# start of STORED ROWS

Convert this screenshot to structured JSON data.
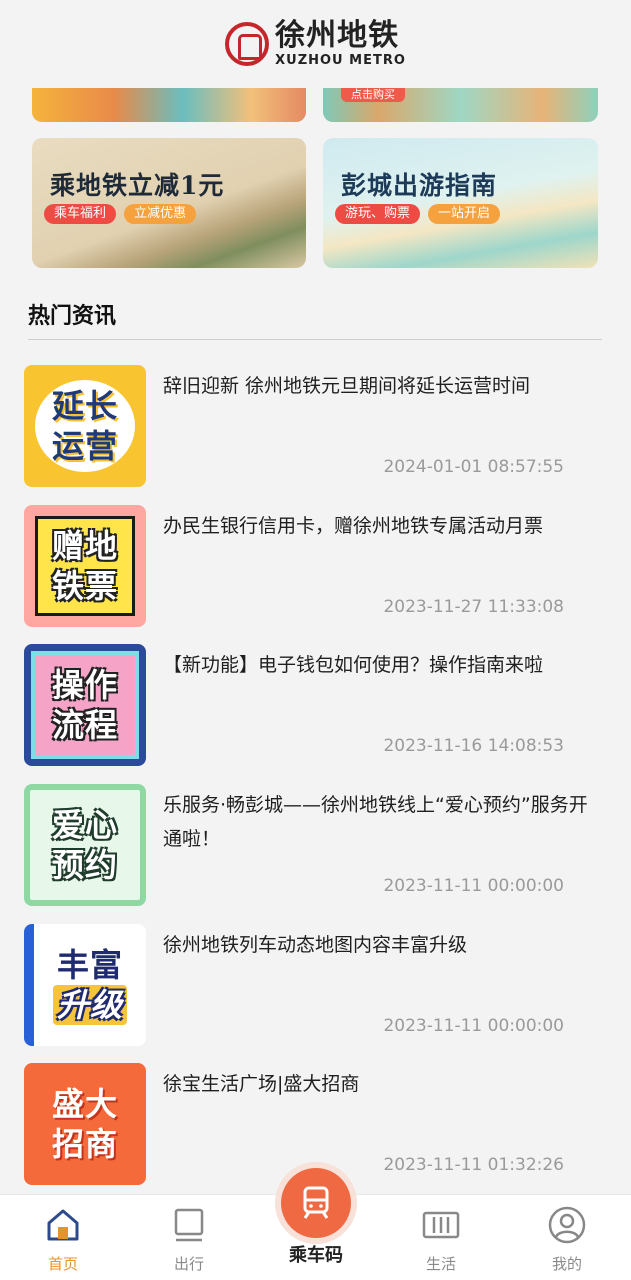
{
  "header": {
    "logo_cn": "徐州地铁",
    "logo_en": "XUZHOU METRO"
  },
  "top_banners": [
    {
      "badge": ""
    },
    {
      "badge": "点击购买"
    }
  ],
  "promo_cards": [
    {
      "title": "乘地铁立减1元",
      "tags": [
        "乘车福利",
        "立减优惠"
      ]
    },
    {
      "title": "彭城出游指南",
      "tags": [
        "游玩、购票",
        "一站开启"
      ]
    }
  ],
  "section": {
    "title": "热门资讯"
  },
  "news": [
    {
      "thumb": [
        "延长",
        "运营"
      ],
      "title": "辞旧迎新 徐州地铁元旦期间将延长运营时间",
      "time": "2024-01-01 08:57:55"
    },
    {
      "thumb": [
        "赠地",
        "铁票"
      ],
      "title": "办民生银行信用卡，赠徐州地铁专属活动月票",
      "time": "2023-11-27 11:33:08"
    },
    {
      "thumb": [
        "操作",
        "流程"
      ],
      "title": "【新功能】电子钱包如何使用？操作指南来啦",
      "time": "2023-11-16 14:08:53"
    },
    {
      "thumb": [
        "爱心",
        "预约"
      ],
      "title": "乐服务·畅彭城——徐州地铁线上“爱心预约”服务开通啦！",
      "time": "2023-11-11 00:00:00"
    },
    {
      "thumb": [
        "丰富",
        "升级"
      ],
      "title": "徐州地铁列车动态地图内容丰富升级",
      "time": "2023-11-11 00:00:00"
    },
    {
      "thumb": [
        "盛大",
        "招商"
      ],
      "title": "徐宝生活广场|盛大招商",
      "time": "2023-11-11 01:32:26"
    }
  ],
  "tabbar": {
    "home": "首页",
    "travel": "出行",
    "ride_code": "乘车码",
    "life": "生活",
    "mine": "我的"
  },
  "colors": {
    "accent": "#e4952a",
    "brand_red": "#c4262b",
    "center_button": "#ef6a43"
  }
}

# end of STORED ROWS

◆ REQUEST ◆
In the lines above, find each one with "time" and list it.

◆ ANSWER ◆
      "time": "2024-01-01 08:57:55"
      "time": "2023-11-27 11:33:08"
      "time": "2023-11-16 14:08:53"
      "time": "2023-11-11 00:00:00"
      "time": "2023-11-11 00:00:00"
      "time": "2023-11-11 01:32:26"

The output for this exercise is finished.